======== Material to process

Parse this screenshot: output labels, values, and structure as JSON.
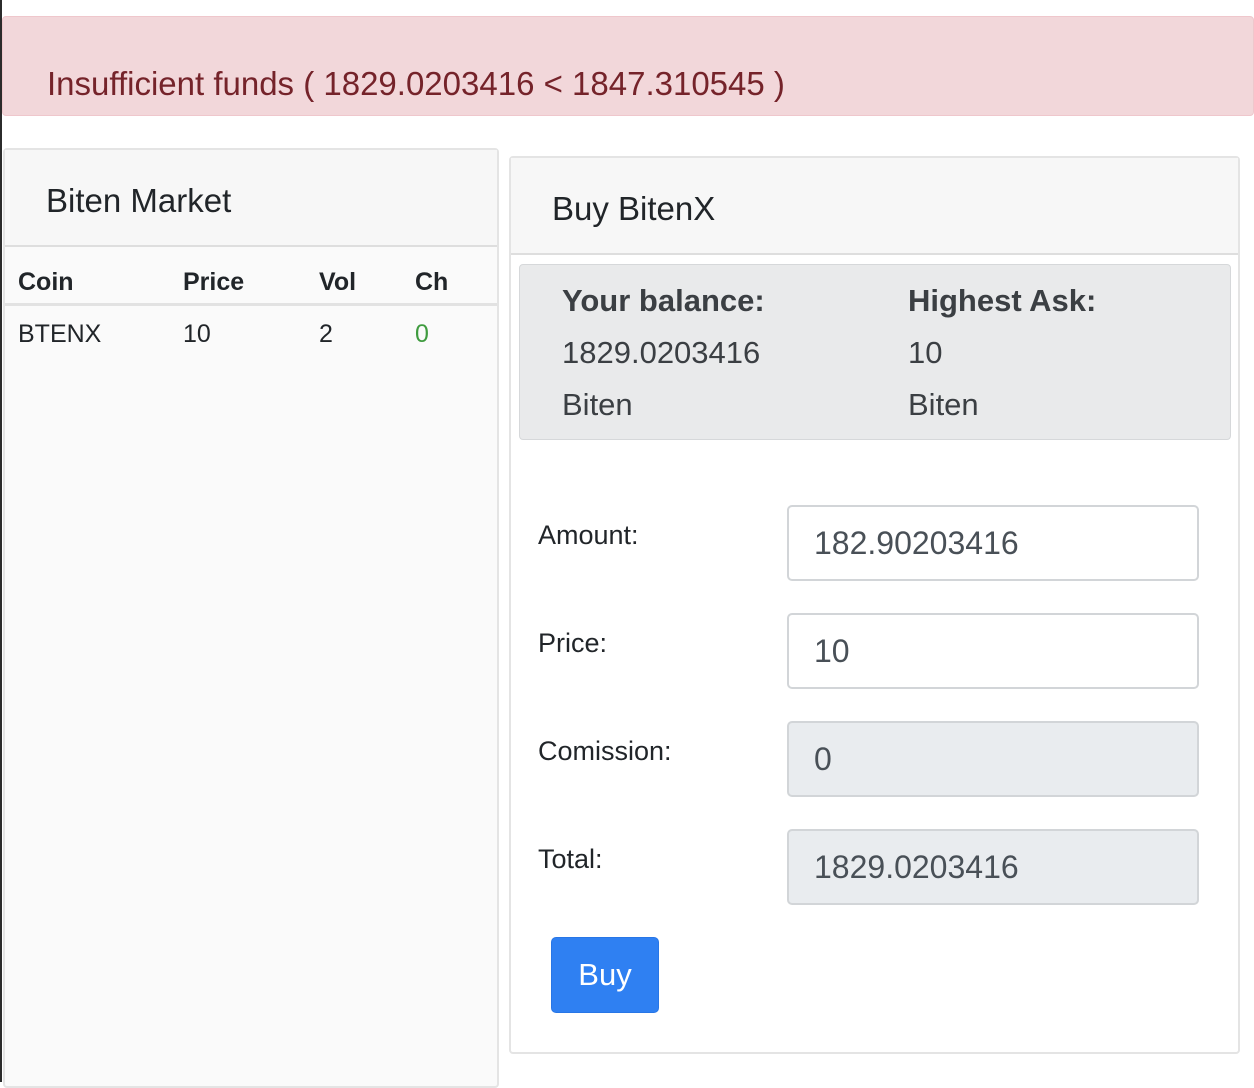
{
  "alert": {
    "message": "Insufficient funds ( 1829.0203416 < 1847.310545 )"
  },
  "market": {
    "title": "Biten Market",
    "columns": [
      "Coin",
      "Price",
      "Vol",
      "Ch"
    ],
    "rows": [
      {
        "coin": "BTENX",
        "price": "10",
        "vol": "2",
        "ch": "0"
      }
    ]
  },
  "buy": {
    "title": "Buy BitenX",
    "balance_label": "Your balance:",
    "balance_value": "1829.0203416",
    "balance_unit": "Biten",
    "highest_ask_label": "Highest Ask:",
    "highest_ask_value": "10",
    "highest_ask_unit": "Biten",
    "form": {
      "amount_label": "Amount:",
      "amount_value": "182.90203416",
      "price_label": "Price:",
      "price_value": "10",
      "commission_label": "Comission:",
      "commission_value": "0",
      "total_label": "Total:",
      "total_value": "1829.0203416"
    },
    "button_label": "Buy"
  },
  "colors": {
    "alert_bg": "#f2d7da",
    "alert_text": "#75232a",
    "change_positive": "#3f9b3f",
    "primary_button": "#2f80f2"
  }
}
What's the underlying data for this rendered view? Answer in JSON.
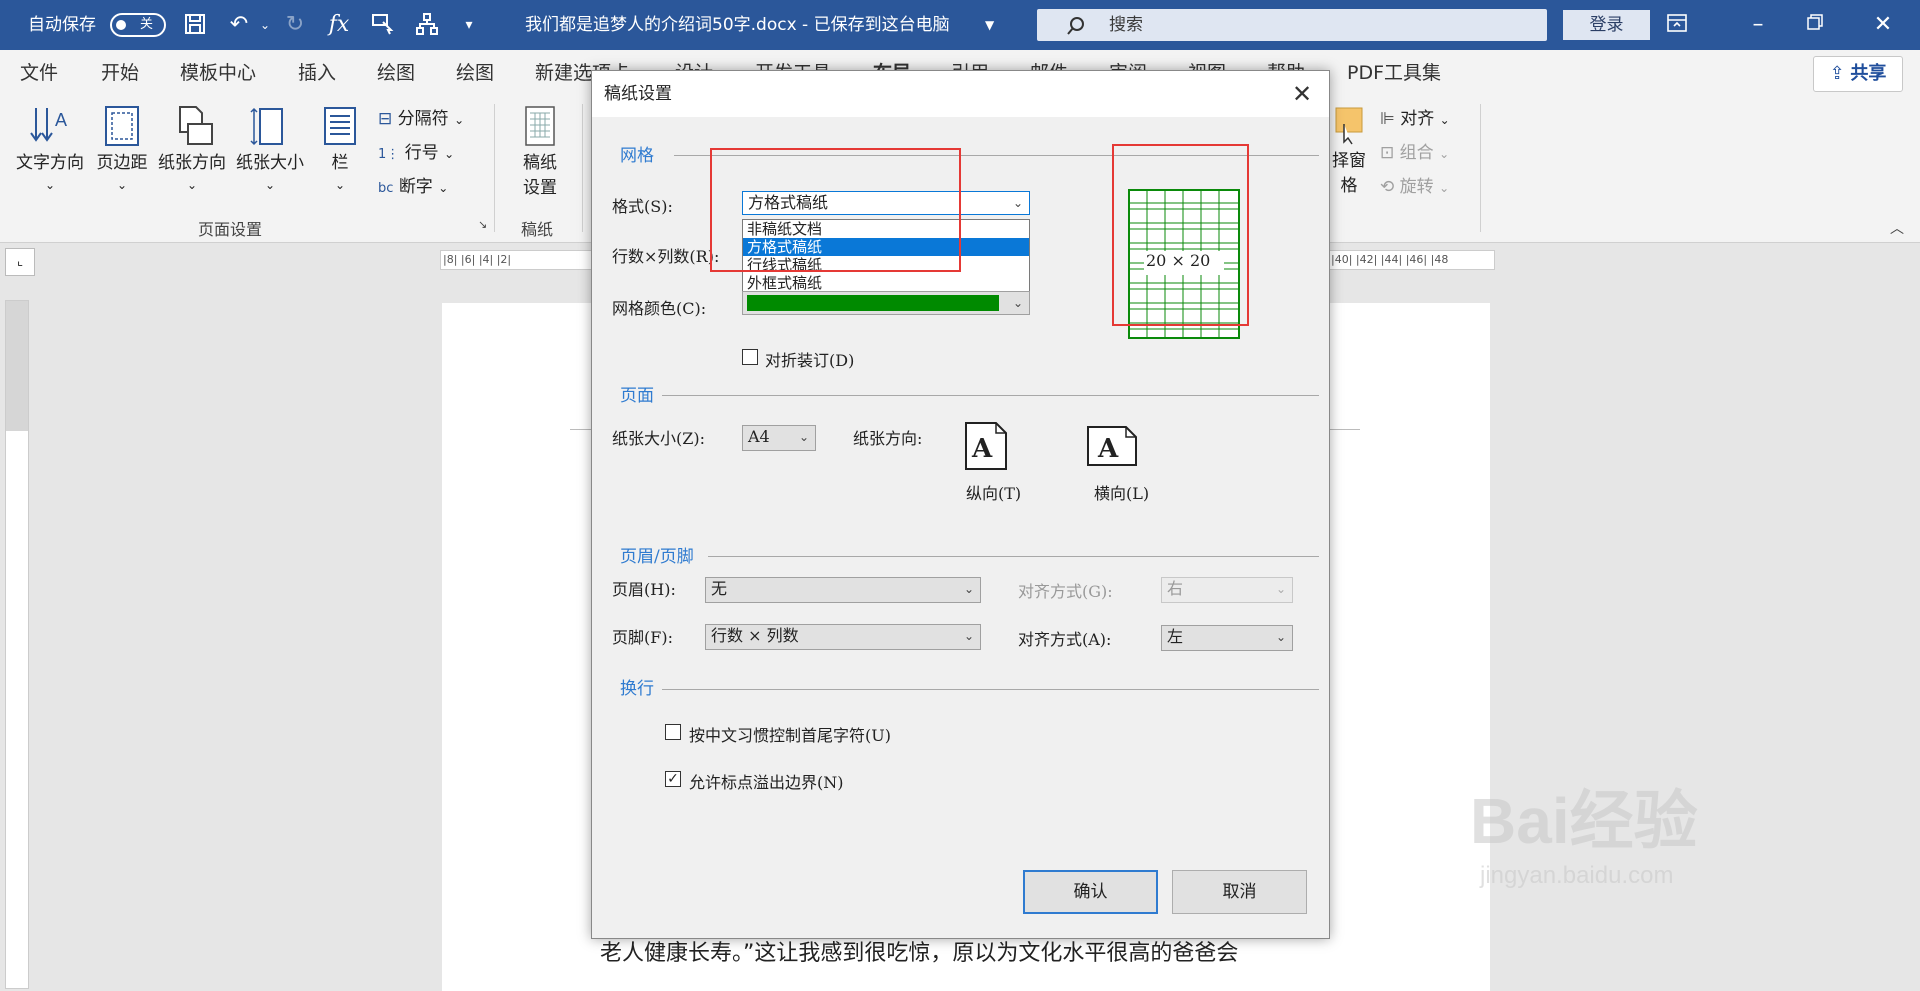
{
  "titlebar": {
    "autosave_label": "自动保存",
    "autosave_state": "关",
    "doc_title": "我们都是追梦人的介绍词50字.docx  -  已保存到这台电脑",
    "search_placeholder": "搜索",
    "login": "登录",
    "icons": [
      "save-icon",
      "undo-icon",
      "redo-icon",
      "fx-icon",
      "touch-mode-icon",
      "hierarchy-icon",
      "customize-icon",
      "ribbon-display-icon",
      "minimize-icon",
      "restore-icon",
      "close-icon"
    ]
  },
  "tabs": [
    "文件",
    "开始",
    "模板中心",
    "插入",
    "绘图",
    "绘图",
    "新建选项卡",
    "设计",
    "开发工具",
    "布局",
    "引用",
    "邮件",
    "审阅",
    "视图",
    "帮助",
    "PDF工具集"
  ],
  "share": "共享",
  "ribbon": {
    "page_setup": {
      "text_direction": "文字方向",
      "margins": "页边距",
      "orientation": "纸张方向",
      "size": "纸张大小",
      "columns": "栏",
      "breaks": "分隔符",
      "line_numbers": "行号",
      "hyphenation": "断字",
      "group_label": "页面设置"
    },
    "manuscript": {
      "btn_line1": "稿纸",
      "btn_line2": "设置",
      "group_label": "稿纸"
    },
    "arrange": {
      "selection_pane": "择窗格",
      "align": "对齐",
      "group": "组合",
      "rotate": "旋转"
    }
  },
  "document": {
    "ruler_top": "|8|  |6|  |4|  |2|",
    "ruler_top_right": "|40|  |42|  |44|  |46|  |48",
    "body_text": "老人健康长寿。”这让我感到很吃惊，原以为文化水平很高的爸爸会",
    "watermark": "Bai经验",
    "watermark_sub": "jingyan.baidu.com"
  },
  "dialog": {
    "title": "稿纸设置",
    "grid_section": "网格",
    "format_label": "格式(S):",
    "format_value": "方格式稿纸",
    "format_options": [
      "非稿纸文档",
      "方格式稿纸",
      "行线式稿纸",
      "外框式稿纸"
    ],
    "format_selected_index": 1,
    "rowcol_label": "行数×列数(R):",
    "grid_color_label": "网格颜色(C):",
    "grid_color": "#008a00",
    "fold_label": "对折装订(D)",
    "fold_checked": false,
    "preview_text": "20 × 20",
    "page_section": "页面",
    "paper_size_label": "纸张大小(Z):",
    "paper_size_value": "A4",
    "orientation_label": "纸张方向:",
    "portrait_label": "纵向(T)",
    "landscape_label": "横向(L)",
    "hf_section": "页眉/页脚",
    "header_label": "页眉(H):",
    "header_value": "无",
    "header_align_label": "对齐方式(G):",
    "header_align_value": "右",
    "footer_label": "页脚(F):",
    "footer_value": "行数 × 列数",
    "footer_align_label": "对齐方式(A):",
    "footer_align_value": "左",
    "wrap_section": "换行",
    "cjk_label": "按中文习惯控制首尾字符(U)",
    "cjk_checked": false,
    "punct_label": "允许标点溢出边界(N)",
    "punct_checked": true,
    "ok": "确认",
    "cancel": "取消"
  }
}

================

* [Problem details]:
Would you return the data exactly as written, without the pictures?

* [Exercise response]:
Parse this screenshot: output labels, values, and structure as JSON.
{
  "alert": {
    "message": "Insufficient funds ( 1829.0203416 < 1847.310545 )"
  },
  "market": {
    "title": "Biten Market",
    "columns": [
      "Coin",
      "Price",
      "Vol",
      "Ch"
    ],
    "rows": [
      {
        "coin": "BTENX",
        "price": "10",
        "vol": "2",
        "ch": "0"
      }
    ]
  },
  "buy": {
    "title": "Buy BitenX",
    "balance_label": "Your balance:",
    "balance_value": "1829.0203416",
    "balance_unit": "Biten",
    "highest_ask_label": "Highest Ask:",
    "highest_ask_value": "10",
    "highest_ask_unit": "Biten",
    "form": {
      "amount_label": "Amount:",
      "amount_value": "182.90203416",
      "price_label": "Price:",
      "price_value": "10",
      "commission_label": "Comission:",
      "commission_value": "0",
      "total_label": "Total:",
      "total_value": "1829.0203416"
    },
    "button_label": "Buy"
  },
  "colors": {
    "alert_bg": "#f2d7da",
    "alert_text": "#75232a",
    "change_positive": "#3f9b3f",
    "primary_button": "#2f80f2"
  }
}
What's the underlying data for this rendered view? Answer in JSON.
{
  "titlebar": {
    "autosave_label": "自动保存",
    "autosave_state": "关",
    "doc_title": "我们都是追梦人的介绍词50字.docx  -  已保存到这台电脑",
    "search_placeholder": "搜索",
    "login": "登录",
    "icons": [
      "save-icon",
      "undo-icon",
      "redo-icon",
      "fx-icon",
      "touch-mode-icon",
      "hierarchy-icon",
      "customize-icon",
      "ribbon-display-icon",
      "minimize-icon",
      "restore-icon",
      "close-icon"
    ]
  },
  "tabs": [
    "文件",
    "开始",
    "模板中心",
    "插入",
    "绘图",
    "绘图",
    "新建选项卡",
    "设计",
    "开发工具",
    "布局",
    "引用",
    "邮件",
    "审阅",
    "视图",
    "帮助",
    "PDF工具集"
  ],
  "share": "共享",
  "ribbon": {
    "page_setup": {
      "text_direction": "文字方向",
      "margins": "页边距",
      "orientation": "纸张方向",
      "size": "纸张大小",
      "columns": "栏",
      "breaks": "分隔符",
      "line_numbers": "行号",
      "hyphenation": "断字",
      "group_label": "页面设置"
    },
    "manuscript": {
      "btn_line1": "稿纸",
      "btn_line2": "设置",
      "group_label": "稿纸"
    },
    "arrange": {
      "selection_pane": "择窗格",
      "align": "对齐",
      "group": "组合",
      "rotate": "旋转"
    }
  },
  "document": {
    "ruler_top": "|8|  |6|  |4|  |2|",
    "ruler_top_right": "|40|  |42|  |44|  |46|  |48",
    "body_text": "老人健康长寿。”这让我感到很吃惊，原以为文化水平很高的爸爸会",
    "watermark": "Bai经验",
    "watermark_sub": "jingyan.baidu.com"
  },
  "dialog": {
    "title": "稿纸设置",
    "grid_section": "网格",
    "format_label": "格式(S):",
    "format_value": "方格式稿纸",
    "format_options": [
      "非稿纸文档",
      "方格式稿纸",
      "行线式稿纸",
      "外框式稿纸"
    ],
    "format_selected_index": 1,
    "rowcol_label": "行数×列数(R):",
    "grid_color_label": "网格颜色(C):",
    "grid_color": "#008a00",
    "fold_label": "对折装订(D)",
    "fold_checked": false,
    "preview_text": "20 × 20",
    "page_section": "页面",
    "paper_size_label": "纸张大小(Z):",
    "paper_size_value": "A4",
    "orientation_label": "纸张方向:",
    "portrait_label": "纵向(T)",
    "landscape_label": "横向(L)",
    "hf_section": "页眉/页脚",
    "header_label": "页眉(H):",
    "header_value": "无",
    "header_align_label": "对齐方式(G):",
    "header_align_value": "右",
    "footer_label": "页脚(F):",
    "footer_value": "行数 × 列数",
    "footer_align_label": "对齐方式(A):",
    "footer_align_value": "左",
    "wrap_section": "换行",
    "cjk_label": "按中文习惯控制首尾字符(U)",
    "cjk_checked": false,
    "punct_label": "允许标点溢出边界(N)",
    "punct_checked": true,
    "ok": "确认",
    "cancel": "取消"
  }
}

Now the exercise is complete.